Aim of the exercise: Copy every line from the one that holds "What's the underlying" to the end of the records below, exactly and with nothing else, but without any pictures.

══ The data

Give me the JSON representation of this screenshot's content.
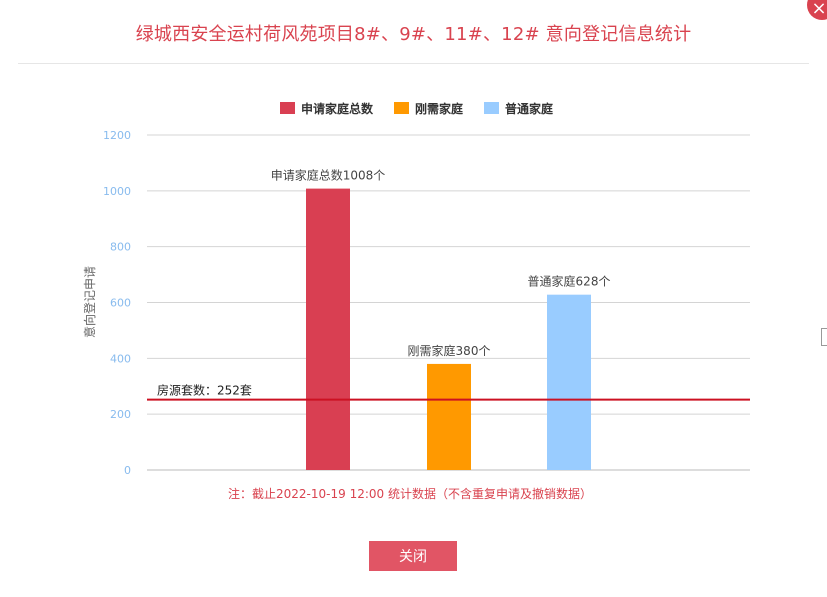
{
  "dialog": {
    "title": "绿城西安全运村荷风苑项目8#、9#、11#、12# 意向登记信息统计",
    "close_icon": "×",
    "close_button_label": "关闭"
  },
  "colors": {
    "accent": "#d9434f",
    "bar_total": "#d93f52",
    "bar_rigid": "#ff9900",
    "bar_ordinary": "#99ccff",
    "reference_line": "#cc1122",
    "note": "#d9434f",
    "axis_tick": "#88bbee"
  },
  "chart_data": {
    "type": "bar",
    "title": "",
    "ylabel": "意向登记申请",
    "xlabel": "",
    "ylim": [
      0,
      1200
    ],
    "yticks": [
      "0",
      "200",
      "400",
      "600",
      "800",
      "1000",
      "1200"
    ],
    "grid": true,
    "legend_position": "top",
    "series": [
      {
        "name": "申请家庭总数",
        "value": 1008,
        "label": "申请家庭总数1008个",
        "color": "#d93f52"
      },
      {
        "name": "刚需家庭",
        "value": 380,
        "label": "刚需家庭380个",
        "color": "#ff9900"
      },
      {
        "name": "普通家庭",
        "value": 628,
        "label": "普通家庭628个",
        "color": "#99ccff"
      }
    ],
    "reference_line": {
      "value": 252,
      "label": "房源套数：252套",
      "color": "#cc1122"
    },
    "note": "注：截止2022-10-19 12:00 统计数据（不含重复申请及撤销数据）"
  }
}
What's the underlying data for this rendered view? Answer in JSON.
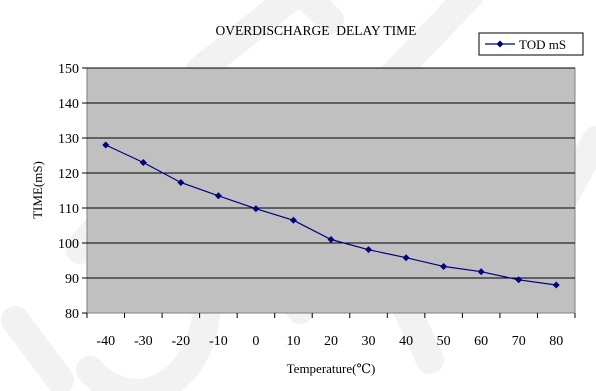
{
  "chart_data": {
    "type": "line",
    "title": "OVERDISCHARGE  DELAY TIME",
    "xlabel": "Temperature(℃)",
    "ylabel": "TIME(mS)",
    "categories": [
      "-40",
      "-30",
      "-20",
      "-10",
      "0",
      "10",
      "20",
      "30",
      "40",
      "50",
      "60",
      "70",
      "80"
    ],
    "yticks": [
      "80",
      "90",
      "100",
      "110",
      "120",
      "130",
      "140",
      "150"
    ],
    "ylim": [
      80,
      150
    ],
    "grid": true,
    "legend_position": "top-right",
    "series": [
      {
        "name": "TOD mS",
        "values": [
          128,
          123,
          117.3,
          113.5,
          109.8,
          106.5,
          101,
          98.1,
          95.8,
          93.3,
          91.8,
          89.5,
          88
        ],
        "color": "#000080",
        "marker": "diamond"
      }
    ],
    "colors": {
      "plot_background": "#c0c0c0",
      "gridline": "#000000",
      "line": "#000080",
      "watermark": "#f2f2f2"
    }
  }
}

════

Output of the task:
What's the underlying data for this rendered view? Answer in JSON.
{
  "chart_data": {
    "type": "line",
    "title": "OVERDISCHARGE  DELAY TIME",
    "xlabel": "Temperature(℃)",
    "ylabel": "TIME(mS)",
    "categories": [
      "-40",
      "-30",
      "-20",
      "-10",
      "0",
      "10",
      "20",
      "30",
      "40",
      "50",
      "60",
      "70",
      "80"
    ],
    "yticks": [
      "80",
      "90",
      "100",
      "110",
      "120",
      "130",
      "140",
      "150"
    ],
    "ylim": [
      80,
      150
    ],
    "grid": true,
    "legend_position": "top-right",
    "series": [
      {
        "name": "TOD mS",
        "values": [
          128,
          123,
          117.3,
          113.5,
          109.8,
          106.5,
          101,
          98.1,
          95.8,
          93.3,
          91.8,
          89.5,
          88
        ],
        "color": "#000080",
        "marker": "diamond"
      }
    ],
    "colors": {
      "plot_background": "#c0c0c0",
      "gridline": "#000000",
      "line": "#000080",
      "watermark": "#f2f2f2"
    }
  }
}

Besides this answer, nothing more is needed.